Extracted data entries
────────

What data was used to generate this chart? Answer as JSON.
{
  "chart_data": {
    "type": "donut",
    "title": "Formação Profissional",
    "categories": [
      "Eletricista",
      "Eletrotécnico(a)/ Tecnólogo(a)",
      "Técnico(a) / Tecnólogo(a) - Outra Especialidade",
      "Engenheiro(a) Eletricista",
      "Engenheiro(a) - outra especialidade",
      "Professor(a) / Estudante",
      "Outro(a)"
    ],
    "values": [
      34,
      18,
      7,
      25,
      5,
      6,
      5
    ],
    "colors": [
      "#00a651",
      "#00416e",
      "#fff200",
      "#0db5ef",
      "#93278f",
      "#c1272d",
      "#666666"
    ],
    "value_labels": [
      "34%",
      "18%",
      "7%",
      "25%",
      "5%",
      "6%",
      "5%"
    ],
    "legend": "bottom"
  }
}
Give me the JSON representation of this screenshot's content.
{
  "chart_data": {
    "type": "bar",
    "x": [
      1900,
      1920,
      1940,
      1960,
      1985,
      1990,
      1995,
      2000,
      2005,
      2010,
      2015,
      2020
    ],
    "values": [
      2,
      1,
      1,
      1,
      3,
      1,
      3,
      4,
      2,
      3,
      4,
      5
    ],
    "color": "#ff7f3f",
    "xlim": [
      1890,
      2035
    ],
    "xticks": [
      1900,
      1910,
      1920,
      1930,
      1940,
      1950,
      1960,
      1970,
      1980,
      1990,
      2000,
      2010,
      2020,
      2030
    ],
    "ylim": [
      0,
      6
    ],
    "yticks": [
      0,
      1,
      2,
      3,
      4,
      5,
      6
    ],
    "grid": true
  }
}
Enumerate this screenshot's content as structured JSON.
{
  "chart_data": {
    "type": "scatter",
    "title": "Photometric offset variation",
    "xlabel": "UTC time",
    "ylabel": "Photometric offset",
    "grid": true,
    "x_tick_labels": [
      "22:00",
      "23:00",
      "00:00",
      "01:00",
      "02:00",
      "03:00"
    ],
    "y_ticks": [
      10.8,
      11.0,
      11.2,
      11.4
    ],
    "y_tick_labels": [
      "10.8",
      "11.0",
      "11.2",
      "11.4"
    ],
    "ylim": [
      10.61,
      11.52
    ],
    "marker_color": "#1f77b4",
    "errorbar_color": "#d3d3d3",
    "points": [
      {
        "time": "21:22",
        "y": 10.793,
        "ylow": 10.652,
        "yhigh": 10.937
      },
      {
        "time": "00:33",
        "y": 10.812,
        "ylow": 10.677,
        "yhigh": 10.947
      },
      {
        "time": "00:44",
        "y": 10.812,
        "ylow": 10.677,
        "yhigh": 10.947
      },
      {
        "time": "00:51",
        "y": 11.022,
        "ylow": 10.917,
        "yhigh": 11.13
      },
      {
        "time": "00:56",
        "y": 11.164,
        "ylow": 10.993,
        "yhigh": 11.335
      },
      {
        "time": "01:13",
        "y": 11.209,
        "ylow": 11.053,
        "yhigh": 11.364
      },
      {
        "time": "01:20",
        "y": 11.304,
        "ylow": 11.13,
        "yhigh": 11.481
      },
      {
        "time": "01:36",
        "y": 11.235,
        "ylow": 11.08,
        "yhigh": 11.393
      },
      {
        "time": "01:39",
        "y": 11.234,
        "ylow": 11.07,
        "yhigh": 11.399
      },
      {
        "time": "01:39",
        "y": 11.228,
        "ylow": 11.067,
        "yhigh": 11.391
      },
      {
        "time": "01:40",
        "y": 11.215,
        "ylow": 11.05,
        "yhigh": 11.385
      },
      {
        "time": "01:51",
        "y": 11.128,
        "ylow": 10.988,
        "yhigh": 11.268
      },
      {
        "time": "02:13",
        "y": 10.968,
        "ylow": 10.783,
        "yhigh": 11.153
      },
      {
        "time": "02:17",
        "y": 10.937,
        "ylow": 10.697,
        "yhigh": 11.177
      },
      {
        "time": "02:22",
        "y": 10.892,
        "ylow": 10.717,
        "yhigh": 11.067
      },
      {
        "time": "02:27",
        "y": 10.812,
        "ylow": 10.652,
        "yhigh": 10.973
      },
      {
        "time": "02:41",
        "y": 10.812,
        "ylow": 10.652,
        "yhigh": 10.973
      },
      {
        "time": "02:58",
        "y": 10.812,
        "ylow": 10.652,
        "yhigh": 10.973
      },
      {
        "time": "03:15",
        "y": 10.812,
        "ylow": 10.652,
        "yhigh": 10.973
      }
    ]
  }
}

────────

DO THIS
Please set down the whole listing above without altering a single line.

EXERCISE RESULT
What data was used to generate this chart? Answer as JSON.
{
  "chart_data": {
    "type": "donut",
    "title": "Formação Profissional",
    "categories": [
      "Eletricista",
      "Eletrotécnico(a)/ Tecnólogo(a)",
      "Técnico(a) / Tecnólogo(a) - Outra Especialidade",
      "Engenheiro(a) Eletricista",
      "Engenheiro(a) - outra especialidade",
      "Professor(a) / Estudante",
      "Outro(a)"
    ],
    "values": [
      34,
      18,
      7,
      25,
      5,
      6,
      5
    ],
    "colors": [
      "#00a651",
      "#00416e",
      "#fff200",
      "#0db5ef",
      "#93278f",
      "#c1272d",
      "#666666"
    ],
    "value_labels": [
      "34%",
      "18%",
      "7%",
      "25%",
      "5%",
      "6%",
      "5%"
    ],
    "legend": "bottom"
  }
}
Give me the JSON representation of this screenshot's content.
{
  "chart_data": {
    "type": "bar",
    "x": [
      1900,
      1920,
      1940,
      1960,
      1985,
      1990,
      1995,
      2000,
      2005,
      2010,
      2015,
      2020
    ],
    "values": [
      2,
      1,
      1,
      1,
      3,
      1,
      3,
      4,
      2,
      3,
      4,
      5
    ],
    "color": "#ff7f3f",
    "xlim": [
      1890,
      2035
    ],
    "xticks": [
      1900,
      1910,
      1920,
      1930,
      1940,
      1950,
      1960,
      1970,
      1980,
      1990,
      2000,
      2010,
      2020,
      2030
    ],
    "ylim": [
      0,
      6
    ],
    "yticks": [
      0,
      1,
      2,
      3,
      4,
      5,
      6
    ],
    "grid": true
  }
}
Enumerate this screenshot's content as structured JSON.
{
  "chart_data": {
    "type": "scatter",
    "title": "Photometric offset variation",
    "xlabel": "UTC time",
    "ylabel": "Photometric offset",
    "grid": true,
    "x_tick_labels": [
      "22:00",
      "23:00",
      "00:00",
      "01:00",
      "02:00",
      "03:00"
    ],
    "y_ticks": [
      10.8,
      11.0,
      11.2,
      11.4
    ],
    "y_tick_labels": [
      "10.8",
      "11.0",
      "11.2",
      "11.4"
    ],
    "ylim": [
      10.61,
      11.52
    ],
    "marker_color": "#1f77b4",
    "errorbar_color": "#d3d3d3",
    "points": [
      {
        "time": "21:22",
        "y": 10.793,
        "ylow": 10.652,
        "yhigh": 10.937
      },
      {
        "time": "00:33",
        "y": 10.812,
        "ylow": 10.677,
        "yhigh": 10.947
      },
      {
        "time": "00:44",
        "y": 10.812,
        "ylow": 10.677,
        "yhigh": 10.947
      },
      {
        "time": "00:51",
        "y": 11.022,
        "ylow": 10.917,
        "yhigh": 11.13
      },
      {
        "time": "00:56",
        "y": 11.164,
        "ylow": 10.993,
        "yhigh": 11.335
      },
      {
        "time": "01:13",
        "y": 11.209,
        "ylow": 11.053,
        "yhigh": 11.364
      },
      {
        "time": "01:20",
        "y": 11.304,
        "ylow": 11.13,
        "yhigh": 11.481
      },
      {
        "time": "01:36",
        "y": 11.235,
        "ylow": 11.08,
        "yhigh": 11.393
      },
      {
        "time": "01:39",
        "y": 11.234,
        "ylow": 11.07,
        "yhigh": 11.399
      },
      {
        "time": "01:39",
        "y": 11.228,
        "ylow": 11.067,
        "yhigh": 11.391
      },
      {
        "time": "01:40",
        "y": 11.215,
        "ylow": 11.05,
        "yhigh": 11.385
      },
      {
        "time": "01:51",
        "y": 11.128,
        "ylow": 10.988,
        "yhigh": 11.268
      },
      {
        "time": "02:13",
        "y": 10.968,
        "ylow": 10.783,
        "yhigh": 11.153
      },
      {
        "time": "02:17",
        "y": 10.937,
        "ylow": 10.697,
        "yhigh": 11.177
      },
      {
        "time": "02:22",
        "y": 10.892,
        "ylow": 10.717,
        "yhigh": 11.067
      },
      {
        "time": "02:27",
        "y": 10.812,
        "ylow": 10.652,
        "yhigh": 10.973
      },
      {
        "time": "02:41",
        "y": 10.812,
        "ylow": 10.652,
        "yhigh": 10.973
      },
      {
        "time": "02:58",
        "y": 10.812,
        "ylow": 10.652,
        "yhigh": 10.973
      },
      {
        "time": "03:15",
        "y": 10.812,
        "ylow": 10.652,
        "yhigh": 10.973
      }
    ]
  }
}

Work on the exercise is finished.